Information given:

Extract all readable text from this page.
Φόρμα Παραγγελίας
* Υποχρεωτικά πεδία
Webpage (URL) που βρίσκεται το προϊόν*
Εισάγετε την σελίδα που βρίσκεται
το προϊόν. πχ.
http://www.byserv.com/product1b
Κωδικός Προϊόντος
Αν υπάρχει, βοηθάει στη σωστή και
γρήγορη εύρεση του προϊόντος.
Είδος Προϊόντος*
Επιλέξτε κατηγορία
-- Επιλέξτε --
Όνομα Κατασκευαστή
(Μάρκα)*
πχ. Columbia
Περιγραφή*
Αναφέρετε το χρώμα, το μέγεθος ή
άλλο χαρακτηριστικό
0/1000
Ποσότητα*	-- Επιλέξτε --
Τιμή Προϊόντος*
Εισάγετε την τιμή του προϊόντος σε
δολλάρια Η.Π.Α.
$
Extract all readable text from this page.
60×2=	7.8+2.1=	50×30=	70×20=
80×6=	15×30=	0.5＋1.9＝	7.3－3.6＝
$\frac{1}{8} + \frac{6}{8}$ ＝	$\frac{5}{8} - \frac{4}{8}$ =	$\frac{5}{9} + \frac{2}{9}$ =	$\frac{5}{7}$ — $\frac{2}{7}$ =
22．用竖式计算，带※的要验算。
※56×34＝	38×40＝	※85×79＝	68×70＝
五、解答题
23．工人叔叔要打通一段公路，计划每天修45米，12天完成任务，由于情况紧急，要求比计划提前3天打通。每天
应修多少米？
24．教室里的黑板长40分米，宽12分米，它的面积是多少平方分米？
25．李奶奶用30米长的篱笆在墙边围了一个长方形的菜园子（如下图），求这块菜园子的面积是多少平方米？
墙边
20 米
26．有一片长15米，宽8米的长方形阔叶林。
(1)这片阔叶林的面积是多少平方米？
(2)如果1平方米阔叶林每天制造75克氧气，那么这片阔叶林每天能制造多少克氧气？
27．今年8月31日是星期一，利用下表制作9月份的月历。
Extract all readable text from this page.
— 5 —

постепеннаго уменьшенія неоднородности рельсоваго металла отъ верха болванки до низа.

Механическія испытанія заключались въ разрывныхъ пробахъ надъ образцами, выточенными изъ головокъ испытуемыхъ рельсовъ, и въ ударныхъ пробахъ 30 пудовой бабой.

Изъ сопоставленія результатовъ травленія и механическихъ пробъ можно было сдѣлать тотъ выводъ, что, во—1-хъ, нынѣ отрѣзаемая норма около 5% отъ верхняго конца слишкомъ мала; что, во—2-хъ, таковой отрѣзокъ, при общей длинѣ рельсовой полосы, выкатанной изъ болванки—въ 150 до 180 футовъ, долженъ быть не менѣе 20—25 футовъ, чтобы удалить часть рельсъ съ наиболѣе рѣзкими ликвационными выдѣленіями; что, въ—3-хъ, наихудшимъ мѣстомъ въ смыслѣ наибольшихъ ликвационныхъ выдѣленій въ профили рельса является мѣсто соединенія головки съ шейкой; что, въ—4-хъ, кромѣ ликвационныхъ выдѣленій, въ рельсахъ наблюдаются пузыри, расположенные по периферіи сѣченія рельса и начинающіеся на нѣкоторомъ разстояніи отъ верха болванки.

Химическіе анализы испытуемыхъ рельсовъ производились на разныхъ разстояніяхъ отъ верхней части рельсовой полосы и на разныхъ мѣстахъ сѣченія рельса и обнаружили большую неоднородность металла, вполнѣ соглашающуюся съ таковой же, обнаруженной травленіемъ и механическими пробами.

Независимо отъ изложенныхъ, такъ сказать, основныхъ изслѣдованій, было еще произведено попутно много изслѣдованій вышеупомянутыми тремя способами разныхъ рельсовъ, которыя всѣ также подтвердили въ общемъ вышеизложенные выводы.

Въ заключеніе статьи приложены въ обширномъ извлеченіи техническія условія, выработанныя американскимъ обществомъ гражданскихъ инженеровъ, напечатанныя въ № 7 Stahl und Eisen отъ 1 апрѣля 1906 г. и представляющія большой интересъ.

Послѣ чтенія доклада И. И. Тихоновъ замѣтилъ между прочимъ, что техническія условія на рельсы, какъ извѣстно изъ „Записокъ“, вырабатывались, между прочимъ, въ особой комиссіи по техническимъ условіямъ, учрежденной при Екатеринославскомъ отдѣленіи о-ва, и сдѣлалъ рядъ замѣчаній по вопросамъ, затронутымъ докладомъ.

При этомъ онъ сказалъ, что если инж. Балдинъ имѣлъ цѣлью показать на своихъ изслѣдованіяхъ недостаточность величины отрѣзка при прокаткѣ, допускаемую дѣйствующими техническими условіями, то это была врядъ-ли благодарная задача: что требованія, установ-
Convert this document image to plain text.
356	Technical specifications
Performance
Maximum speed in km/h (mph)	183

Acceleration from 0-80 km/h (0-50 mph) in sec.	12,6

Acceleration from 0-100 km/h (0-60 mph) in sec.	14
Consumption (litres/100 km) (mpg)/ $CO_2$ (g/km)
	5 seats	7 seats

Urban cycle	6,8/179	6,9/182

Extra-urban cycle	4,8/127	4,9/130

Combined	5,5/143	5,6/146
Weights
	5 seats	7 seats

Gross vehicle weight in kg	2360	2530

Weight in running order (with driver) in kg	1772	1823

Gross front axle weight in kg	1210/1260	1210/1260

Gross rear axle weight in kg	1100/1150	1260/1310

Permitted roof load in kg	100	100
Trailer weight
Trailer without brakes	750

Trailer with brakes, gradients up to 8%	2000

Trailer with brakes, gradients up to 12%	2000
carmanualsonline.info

What is asked: Transcribe all of the lines in the records precisely.

Exercise result:
Extract all readable text from this page.
Φόρμα Παραγγελίας
* Υποχρεωτικά πεδία
Webpage (URL) που βρίσκεται το προϊόν*
Εισάγετε την σελίδα που βρίσκεται
το προϊόν. πχ.
http://www.byserv.com/product1b
Κωδικός Προϊόντος
Αν υπάρχει, βοηθάει στη σωστή και
γρήγορη εύρεση του προϊόντος.
Είδος Προϊόντος*
Επιλέξτε κατηγορία
-- Επιλέξτε --
Όνομα Κατασκευαστή
(Μάρκα)*
πχ. Columbia
Περιγραφή*
Αναφέρετε το χρώμα, το μέγεθος ή
άλλο χαρακτηριστικό
0/1000
Ποσότητα*	-- Επιλέξτε --
Τιμή Προϊόντος*
Εισάγετε την τιμή του προϊόντος σε
δολλάρια Η.Π.Α.
$
Extract all readable text from this page.
60×2=	7.8+2.1=	50×30=	70×20=
80×6=	15×30=	0.5＋1.9＝	7.3－3.6＝
$\frac{1}{8} + \frac{6}{8}$ ＝	$\frac{5}{8} - \frac{4}{8}$ =	$\frac{5}{9} + \frac{2}{9}$ =	$\frac{5}{7}$ — $\frac{2}{7}$ =
22．用竖式计算，带※的要验算。
※56×34＝	38×40＝	※85×79＝	68×70＝
五、解答题
23．工人叔叔要打通一段公路，计划每天修45米，12天完成任务，由于情况紧急，要求比计划提前3天打通。每天
应修多少米？
24．教室里的黑板长40分米，宽12分米，它的面积是多少平方分米？
25．李奶奶用30米长的篱笆在墙边围了一个长方形的菜园子（如下图），求这块菜园子的面积是多少平方米？
墙边
20 米
26．有一片长15米，宽8米的长方形阔叶林。
(1)这片阔叶林的面积是多少平方米？
(2)如果1平方米阔叶林每天制造75克氧气，那么这片阔叶林每天能制造多少克氧气？
27．今年8月31日是星期一，利用下表制作9月份的月历。
Extract all readable text from this page.
— 5 —

постепеннаго уменьшенія неоднородности рельсоваго металла отъ верха болванки до низа.

Механическія испытанія заключались въ разрывныхъ пробахъ надъ образцами, выточенными изъ головокъ испытуемыхъ рельсовъ, и въ ударныхъ пробахъ 30 пудовой бабой.

Изъ сопоставленія результатовъ травленія и механическихъ пробъ можно было сдѣлать тотъ выводъ, что, во—1-хъ, нынѣ отрѣзаемая норма около 5% отъ верхняго конца слишкомъ мала; что, во—2-хъ, таковой отрѣзокъ, при общей длинѣ рельсовой полосы, выкатанной изъ болванки—въ 150 до 180 футовъ, долженъ быть не менѣе 20—25 футовъ, чтобы удалить часть рельсъ съ наиболѣе рѣзкими ликвационными выдѣленіями; что, въ—3-хъ, наихудшимъ мѣстомъ въ смыслѣ наибольшихъ ликвационныхъ выдѣленій въ профили рельса является мѣсто соединенія головки съ шейкой; что, въ—4-хъ, кромѣ ликвационныхъ выдѣленій, въ рельсахъ наблюдаются пузыри, расположенные по периферіи сѣченія рельса и начинающіеся на нѣкоторомъ разстояніи отъ верха болванки.

Химическіе анализы испытуемыхъ рельсовъ производились на разныхъ разстояніяхъ отъ верхней части рельсовой полосы и на разныхъ мѣстахъ сѣченія рельса и обнаружили большую неоднородность металла, вполнѣ соглашающуюся съ таковой же, обнаруженной травленіемъ и механическими пробами.

Независимо отъ изложенныхъ, такъ сказать, основныхъ изслѣдованій, было еще произведено попутно много изслѣдованій вышеупомянутыми тремя способами разныхъ рельсовъ, которыя всѣ также подтвердили въ общемъ вышеизложенные выводы.

Въ заключеніе статьи приложены въ обширномъ извлеченіи техническія условія, выработанныя американскимъ обществомъ гражданскихъ инженеровъ, напечатанныя въ № 7 Stahl und Eisen отъ 1 апрѣля 1906 г. и представляющія большой интересъ.

Послѣ чтенія доклада И. И. Тихоновъ замѣтилъ между прочимъ, что техническія условія на рельсы, какъ извѣстно изъ „Записокъ“, вырабатывались, между прочимъ, въ особой комиссіи по техническимъ условіямъ, учрежденной при Екатеринославскомъ отдѣленіи о-ва, и сдѣлалъ рядъ замѣчаній по вопросамъ, затронутымъ докладомъ.

При этомъ онъ сказалъ, что если инж. Балдинъ имѣлъ цѣлью показать на своихъ изслѣдованіяхъ недостаточность величины отрѣзка при прокаткѣ, допускаемую дѣйствующими техническими условіями, то это была врядъ-ли благодарная задача: что требованія, установ-
Convert this document image to plain text.
356	Technical specifications
Performance
Maximum speed in km/h (mph)	183

Acceleration from 0-80 km/h (0-50 mph) in sec.	12,6

Acceleration from 0-100 km/h (0-60 mph) in sec.	14
Consumption (litres/100 km) (mpg)/ $CO_2$ (g/km)
	5 seats	7 seats

Urban cycle	6,8/179	6,9/182

Extra-urban cycle	4,8/127	4,9/130

Combined	5,5/143	5,6/146
Weights
	5 seats	7 seats

Gross vehicle weight in kg	2360	2530

Weight in running order (with driver) in kg	1772	1823

Gross front axle weight in kg	1210/1260	1210/1260

Gross rear axle weight in kg	1100/1150	1260/1310

Permitted roof load in kg	100	100
Trailer weight
Trailer without brakes	750

Trailer with brakes, gradients up to 8%	2000

Trailer with brakes, gradients up to 12%	2000
carmanualsonline.info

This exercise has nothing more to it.